[Source records]

+ + + +

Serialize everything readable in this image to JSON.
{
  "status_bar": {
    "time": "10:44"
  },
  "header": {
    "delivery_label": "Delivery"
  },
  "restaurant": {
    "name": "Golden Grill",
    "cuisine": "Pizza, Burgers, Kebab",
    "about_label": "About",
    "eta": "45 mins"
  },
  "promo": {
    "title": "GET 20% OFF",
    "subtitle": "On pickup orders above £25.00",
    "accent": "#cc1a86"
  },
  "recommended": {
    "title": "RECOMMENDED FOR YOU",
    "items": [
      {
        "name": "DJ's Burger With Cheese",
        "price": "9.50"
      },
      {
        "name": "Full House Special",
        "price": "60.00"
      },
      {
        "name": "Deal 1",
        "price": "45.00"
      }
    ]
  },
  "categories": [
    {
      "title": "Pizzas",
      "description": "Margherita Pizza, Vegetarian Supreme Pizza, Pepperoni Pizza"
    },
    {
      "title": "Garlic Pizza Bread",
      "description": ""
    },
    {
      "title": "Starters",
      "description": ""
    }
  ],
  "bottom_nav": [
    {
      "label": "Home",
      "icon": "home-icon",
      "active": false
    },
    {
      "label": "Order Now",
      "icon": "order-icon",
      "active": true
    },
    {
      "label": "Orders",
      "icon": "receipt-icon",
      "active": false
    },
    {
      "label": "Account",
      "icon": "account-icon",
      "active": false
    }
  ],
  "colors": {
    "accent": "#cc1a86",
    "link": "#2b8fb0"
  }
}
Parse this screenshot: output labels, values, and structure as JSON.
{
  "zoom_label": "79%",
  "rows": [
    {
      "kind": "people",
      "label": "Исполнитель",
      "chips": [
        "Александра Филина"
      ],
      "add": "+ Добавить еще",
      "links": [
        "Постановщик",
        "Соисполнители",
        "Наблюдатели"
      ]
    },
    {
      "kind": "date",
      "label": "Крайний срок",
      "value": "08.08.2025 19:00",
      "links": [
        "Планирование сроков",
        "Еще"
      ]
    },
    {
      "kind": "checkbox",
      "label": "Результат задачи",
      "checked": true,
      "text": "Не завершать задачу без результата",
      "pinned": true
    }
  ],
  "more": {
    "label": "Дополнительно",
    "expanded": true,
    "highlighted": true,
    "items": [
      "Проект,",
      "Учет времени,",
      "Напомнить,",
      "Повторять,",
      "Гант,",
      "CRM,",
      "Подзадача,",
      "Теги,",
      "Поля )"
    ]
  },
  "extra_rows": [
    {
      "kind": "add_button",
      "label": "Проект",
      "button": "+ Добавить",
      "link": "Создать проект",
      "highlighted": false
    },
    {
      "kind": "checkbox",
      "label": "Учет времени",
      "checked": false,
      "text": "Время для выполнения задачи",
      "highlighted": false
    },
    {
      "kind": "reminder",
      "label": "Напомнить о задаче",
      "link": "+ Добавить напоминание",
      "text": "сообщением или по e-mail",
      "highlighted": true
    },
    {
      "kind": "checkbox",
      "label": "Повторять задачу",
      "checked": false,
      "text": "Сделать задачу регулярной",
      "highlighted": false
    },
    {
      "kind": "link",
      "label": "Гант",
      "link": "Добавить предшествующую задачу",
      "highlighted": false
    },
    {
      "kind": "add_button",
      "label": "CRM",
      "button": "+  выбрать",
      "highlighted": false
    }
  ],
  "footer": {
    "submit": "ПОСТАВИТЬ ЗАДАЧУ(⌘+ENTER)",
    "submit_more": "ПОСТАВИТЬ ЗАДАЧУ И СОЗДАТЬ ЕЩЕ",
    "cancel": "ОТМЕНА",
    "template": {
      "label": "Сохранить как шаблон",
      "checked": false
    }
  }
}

+ + + +

_SHORT EXERCISE_
Extract every entry in the listing word for word.

_RESULT FOR THIS EXERCISE_
Serialize everything readable in this image to JSON.
{
  "status_bar": {
    "time": "10:44"
  },
  "header": {
    "delivery_label": "Delivery"
  },
  "restaurant": {
    "name": "Golden Grill",
    "cuisine": "Pizza, Burgers, Kebab",
    "about_label": "About",
    "eta": "45 mins"
  },
  "promo": {
    "title": "GET 20% OFF",
    "subtitle": "On pickup orders above £25.00",
    "accent": "#cc1a86"
  },
  "recommended": {
    "title": "RECOMMENDED FOR YOU",
    "items": [
      {
        "name": "DJ's Burger With Cheese",
        "price": "9.50"
      },
      {
        "name": "Full House Special",
        "price": "60.00"
      },
      {
        "name": "Deal 1",
        "price": "45.00"
      }
    ]
  },
  "categories": [
    {
      "title": "Pizzas",
      "description": "Margherita Pizza, Vegetarian Supreme Pizza, Pepperoni Pizza"
    },
    {
      "title": "Garlic Pizza Bread",
      "description": ""
    },
    {
      "title": "Starters",
      "description": ""
    }
  ],
  "bottom_nav": [
    {
      "label": "Home",
      "icon": "home-icon",
      "active": false
    },
    {
      "label": "Order Now",
      "icon": "order-icon",
      "active": true
    },
    {
      "label": "Orders",
      "icon": "receipt-icon",
      "active": false
    },
    {
      "label": "Account",
      "icon": "account-icon",
      "active": false
    }
  ],
  "colors": {
    "accent": "#cc1a86",
    "link": "#2b8fb0"
  }
}
Parse this screenshot: output labels, values, and structure as JSON.
{
  "zoom_label": "79%",
  "rows": [
    {
      "kind": "people",
      "label": "Исполнитель",
      "chips": [
        "Александра Филина"
      ],
      "add": "+ Добавить еще",
      "links": [
        "Постановщик",
        "Соисполнители",
        "Наблюдатели"
      ]
    },
    {
      "kind": "date",
      "label": "Крайний срок",
      "value": "08.08.2025 19:00",
      "links": [
        "Планирование сроков",
        "Еще"
      ]
    },
    {
      "kind": "checkbox",
      "label": "Результат задачи",
      "checked": true,
      "text": "Не завершать задачу без результата",
      "pinned": true
    }
  ],
  "more": {
    "label": "Дополнительно",
    "expanded": true,
    "highlighted": true,
    "items": [
      "Проект,",
      "Учет времени,",
      "Напомнить,",
      "Повторять,",
      "Гант,",
      "CRM,",
      "Подзадача,",
      "Теги,",
      "Поля )"
    ]
  },
  "extra_rows": [
    {
      "kind": "add_button",
      "label": "Проект",
      "button": "+ Добавить",
      "link": "Создать проект",
      "highlighted": false
    },
    {
      "kind": "checkbox",
      "label": "Учет времени",
      "checked": false,
      "text": "Время для выполнения задачи",
      "highlighted": false
    },
    {
      "kind": "reminder",
      "label": "Напомнить о задаче",
      "link": "+ Добавить напоминание",
      "text": "сообщением или по e-mail",
      "highlighted": true
    },
    {
      "kind": "checkbox",
      "label": "Повторять задачу",
      "checked": false,
      "text": "Сделать задачу регулярной",
      "highlighted": false
    },
    {
      "kind": "link",
      "label": "Гант",
      "link": "Добавить предшествующую задачу",
      "highlighted": false
    },
    {
      "kind": "add_button",
      "label": "CRM",
      "button": "+  выбрать",
      "highlighted": false
    }
  ],
  "footer": {
    "submit": "ПОСТАВИТЬ ЗАДАЧУ(⌘+ENTER)",
    "submit_more": "ПОСТАВИТЬ ЗАДАЧУ И СОЗДАТЬ ЕЩЕ",
    "cancel": "ОТМЕНА",
    "template": {
      "label": "Сохранить как шаблон",
      "checked": false
    }
  }
}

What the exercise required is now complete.